### PROBLEM STATEMENT
Would you write out the records below exactly as given?

(Dataset entries for page text)
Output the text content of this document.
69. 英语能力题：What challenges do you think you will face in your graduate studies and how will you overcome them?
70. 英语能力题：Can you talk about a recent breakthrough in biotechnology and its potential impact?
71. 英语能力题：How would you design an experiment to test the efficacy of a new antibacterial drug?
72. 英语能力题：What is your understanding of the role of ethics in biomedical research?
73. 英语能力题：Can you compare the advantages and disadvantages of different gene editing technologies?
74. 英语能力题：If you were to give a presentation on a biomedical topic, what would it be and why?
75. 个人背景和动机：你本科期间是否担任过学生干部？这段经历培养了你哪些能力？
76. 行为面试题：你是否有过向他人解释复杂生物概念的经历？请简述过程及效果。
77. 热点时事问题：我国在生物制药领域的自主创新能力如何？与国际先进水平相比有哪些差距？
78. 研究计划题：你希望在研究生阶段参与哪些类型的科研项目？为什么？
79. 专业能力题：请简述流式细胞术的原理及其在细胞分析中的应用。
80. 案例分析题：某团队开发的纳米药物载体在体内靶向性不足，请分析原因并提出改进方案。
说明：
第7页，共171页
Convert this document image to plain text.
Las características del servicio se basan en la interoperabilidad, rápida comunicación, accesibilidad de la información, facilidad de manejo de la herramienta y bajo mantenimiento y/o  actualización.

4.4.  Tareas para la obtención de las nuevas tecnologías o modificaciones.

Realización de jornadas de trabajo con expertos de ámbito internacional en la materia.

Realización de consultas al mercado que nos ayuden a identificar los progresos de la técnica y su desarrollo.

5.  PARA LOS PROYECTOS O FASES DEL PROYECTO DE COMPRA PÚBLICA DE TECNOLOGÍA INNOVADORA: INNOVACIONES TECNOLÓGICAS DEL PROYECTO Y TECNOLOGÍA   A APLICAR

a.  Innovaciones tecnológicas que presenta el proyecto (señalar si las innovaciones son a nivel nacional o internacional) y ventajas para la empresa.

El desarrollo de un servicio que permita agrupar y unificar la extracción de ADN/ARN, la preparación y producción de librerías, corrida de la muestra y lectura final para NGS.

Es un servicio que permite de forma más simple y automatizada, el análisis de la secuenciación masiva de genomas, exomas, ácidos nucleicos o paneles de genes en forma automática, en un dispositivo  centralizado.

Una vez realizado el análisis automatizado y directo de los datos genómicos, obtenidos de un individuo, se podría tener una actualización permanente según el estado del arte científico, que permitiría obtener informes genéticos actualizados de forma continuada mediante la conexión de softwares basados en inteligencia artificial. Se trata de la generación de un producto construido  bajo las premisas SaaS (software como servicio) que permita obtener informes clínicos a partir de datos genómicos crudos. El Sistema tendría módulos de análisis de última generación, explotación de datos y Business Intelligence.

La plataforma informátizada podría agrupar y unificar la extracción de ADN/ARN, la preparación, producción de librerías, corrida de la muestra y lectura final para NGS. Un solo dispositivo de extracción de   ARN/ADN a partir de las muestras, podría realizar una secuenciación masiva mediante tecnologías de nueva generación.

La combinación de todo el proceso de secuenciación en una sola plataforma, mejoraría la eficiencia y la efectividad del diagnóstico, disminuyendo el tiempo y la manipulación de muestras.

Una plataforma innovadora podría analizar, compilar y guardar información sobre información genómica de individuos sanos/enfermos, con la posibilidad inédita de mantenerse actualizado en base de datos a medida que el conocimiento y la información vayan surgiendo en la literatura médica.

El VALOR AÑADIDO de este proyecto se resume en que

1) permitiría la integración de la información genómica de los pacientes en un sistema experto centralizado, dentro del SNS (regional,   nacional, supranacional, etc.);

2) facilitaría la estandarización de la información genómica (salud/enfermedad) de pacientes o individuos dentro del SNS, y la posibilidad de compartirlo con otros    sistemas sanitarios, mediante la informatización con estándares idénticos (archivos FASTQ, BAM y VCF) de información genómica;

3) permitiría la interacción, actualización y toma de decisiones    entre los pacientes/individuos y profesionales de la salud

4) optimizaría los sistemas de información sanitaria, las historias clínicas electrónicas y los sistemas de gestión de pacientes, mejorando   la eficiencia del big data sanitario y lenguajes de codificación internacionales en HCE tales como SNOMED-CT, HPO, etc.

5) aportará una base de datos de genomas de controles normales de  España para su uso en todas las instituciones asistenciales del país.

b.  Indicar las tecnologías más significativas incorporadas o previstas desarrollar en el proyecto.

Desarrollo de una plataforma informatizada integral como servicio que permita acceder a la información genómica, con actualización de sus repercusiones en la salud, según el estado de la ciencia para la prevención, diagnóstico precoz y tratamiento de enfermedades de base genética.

### SOLUTION TO THIS EXERCISE
Output the text content of this document.
69. 英语能力题：What challenges do you think you will face in your graduate studies and how will you overcome them?
70. 英语能力题：Can you talk about a recent breakthrough in biotechnology and its potential impact?
71. 英语能力题：How would you design an experiment to test the efficacy of a new antibacterial drug?
72. 英语能力题：What is your understanding of the role of ethics in biomedical research?
73. 英语能力题：Can you compare the advantages and disadvantages of different gene editing technologies?
74. 英语能力题：If you were to give a presentation on a biomedical topic, what would it be and why?
75. 个人背景和动机：你本科期间是否担任过学生干部？这段经历培养了你哪些能力？
76. 行为面试题：你是否有过向他人解释复杂生物概念的经历？请简述过程及效果。
77. 热点时事问题：我国在生物制药领域的自主创新能力如何？与国际先进水平相比有哪些差距？
78. 研究计划题：你希望在研究生阶段参与哪些类型的科研项目？为什么？
79. 专业能力题：请简述流式细胞术的原理及其在细胞分析中的应用。
80. 案例分析题：某团队开发的纳米药物载体在体内靶向性不足，请分析原因并提出改进方案。
说明：
第7页，共171页
Convert this document image to plain text.
Las características del servicio se basan en la interoperabilidad, rápida comunicación, accesibilidad de la información, facilidad de manejo de la herramienta y bajo mantenimiento y/o  actualización.

4.4.  Tareas para la obtención de las nuevas tecnologías o modificaciones.

Realización de jornadas de trabajo con expertos de ámbito internacional en la materia.

Realización de consultas al mercado que nos ayuden a identificar los progresos de la técnica y su desarrollo.

5.  PARA LOS PROYECTOS O FASES DEL PROYECTO DE COMPRA PÚBLICA DE TECNOLOGÍA INNOVADORA: INNOVACIONES TECNOLÓGICAS DEL PROYECTO Y TECNOLOGÍA   A APLICAR

a.  Innovaciones tecnológicas que presenta el proyecto (señalar si las innovaciones son a nivel nacional o internacional) y ventajas para la empresa.

El desarrollo de un servicio que permita agrupar y unificar la extracción de ADN/ARN, la preparación y producción de librerías, corrida de la muestra y lectura final para NGS.

Es un servicio que permite de forma más simple y automatizada, el análisis de la secuenciación masiva de genomas, exomas, ácidos nucleicos o paneles de genes en forma automática, en un dispositivo  centralizado.

Una vez realizado el análisis automatizado y directo de los datos genómicos, obtenidos de un individuo, se podría tener una actualización permanente según el estado del arte científico, que permitiría obtener informes genéticos actualizados de forma continuada mediante la conexión de softwares basados en inteligencia artificial. Se trata de la generación de un producto construido  bajo las premisas SaaS (software como servicio) que permita obtener informes clínicos a partir de datos genómicos crudos. El Sistema tendría módulos de análisis de última generación, explotación de datos y Business Intelligence.

La plataforma informátizada podría agrupar y unificar la extracción de ADN/ARN, la preparación, producción de librerías, corrida de la muestra y lectura final para NGS. Un solo dispositivo de extracción de   ARN/ADN a partir de las muestras, podría realizar una secuenciación masiva mediante tecnologías de nueva generación.

La combinación de todo el proceso de secuenciación en una sola plataforma, mejoraría la eficiencia y la efectividad del diagnóstico, disminuyendo el tiempo y la manipulación de muestras.

Una plataforma innovadora podría analizar, compilar y guardar información sobre información genómica de individuos sanos/enfermos, con la posibilidad inédita de mantenerse actualizado en base de datos a medida que el conocimiento y la información vayan surgiendo en la literatura médica.

El VALOR AÑADIDO de este proyecto se resume en que

1) permitiría la integración de la información genómica de los pacientes en un sistema experto centralizado, dentro del SNS (regional,   nacional, supranacional, etc.);

2) facilitaría la estandarización de la información genómica (salud/enfermedad) de pacientes o individuos dentro del SNS, y la posibilidad de compartirlo con otros    sistemas sanitarios, mediante la informatización con estándares idénticos (archivos FASTQ, BAM y VCF) de información genómica;

3) permitiría la interacción, actualización y toma de decisiones    entre los pacientes/individuos y profesionales de la salud

4) optimizaría los sistemas de información sanitaria, las historias clínicas electrónicas y los sistemas de gestión de pacientes, mejorando   la eficiencia del big data sanitario y lenguajes de codificación internacionales en HCE tales como SNOMED-CT, HPO, etc.

5) aportará una base de datos de genomas de controles normales de  España para su uso en todas las instituciones asistenciales del país.

b.  Indicar las tecnologías más significativas incorporadas o previstas desarrollar en el proyecto.

Desarrollo de una plataforma informatizada integral como servicio que permita acceder a la información genómica, con actualización de sus repercusiones en la salud, según el estado de la ciencia para la prevención, diagnóstico precoz y tratamiento de enfermedades de base genética.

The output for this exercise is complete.